(Extracted records)
──────────

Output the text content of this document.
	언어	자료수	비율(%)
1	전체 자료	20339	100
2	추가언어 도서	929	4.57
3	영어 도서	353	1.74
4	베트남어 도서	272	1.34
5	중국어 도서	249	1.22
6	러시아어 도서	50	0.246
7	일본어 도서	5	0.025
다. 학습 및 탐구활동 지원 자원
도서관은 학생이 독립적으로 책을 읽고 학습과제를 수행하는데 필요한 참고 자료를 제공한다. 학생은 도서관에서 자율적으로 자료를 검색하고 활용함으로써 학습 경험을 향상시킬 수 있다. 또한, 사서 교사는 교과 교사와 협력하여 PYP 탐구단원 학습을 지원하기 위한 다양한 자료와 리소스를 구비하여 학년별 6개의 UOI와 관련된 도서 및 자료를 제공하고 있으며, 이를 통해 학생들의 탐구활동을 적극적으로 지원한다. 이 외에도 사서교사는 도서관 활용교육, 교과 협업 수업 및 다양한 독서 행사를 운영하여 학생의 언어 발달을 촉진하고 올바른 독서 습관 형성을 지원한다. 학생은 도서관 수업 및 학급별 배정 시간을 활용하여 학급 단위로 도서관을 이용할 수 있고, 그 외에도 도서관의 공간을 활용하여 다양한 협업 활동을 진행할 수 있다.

──────────

◆ **Exercise aim**: Above are some records; repeat all of them exactly.

◆ **Result of the exercise**:
Output the text content of this document.
	언어	자료수	비율(%)
1	전체 자료	20339	100
2	추가언어 도서	929	4.57
3	영어 도서	353	1.74
4	베트남어 도서	272	1.34
5	중국어 도서	249	1.22
6	러시아어 도서	50	0.246
7	일본어 도서	5	0.025
다. 학습 및 탐구활동 지원 자원
도서관은 학생이 독립적으로 책을 읽고 학습과제를 수행하는데 필요한 참고 자료를 제공한다. 학생은 도서관에서 자율적으로 자료를 검색하고 활용함으로써 학습 경험을 향상시킬 수 있다. 또한, 사서 교사는 교과 교사와 협력하여 PYP 탐구단원 학습을 지원하기 위한 다양한 자료와 리소스를 구비하여 학년별 6개의 UOI와 관련된 도서 및 자료를 제공하고 있으며, 이를 통해 학생들의 탐구활동을 적극적으로 지원한다. 이 외에도 사서교사는 도서관 활용교육, 교과 협업 수업 및 다양한 독서 행사를 운영하여 학생의 언어 발달을 촉진하고 올바른 독서 습관 형성을 지원한다. 학생은 도서관 수업 및 학급별 배정 시간을 활용하여 학급 단위로 도서관을 이용할 수 있고, 그 외에도 도서관의 공간을 활용하여 다양한 협업 활동을 진행할 수 있다.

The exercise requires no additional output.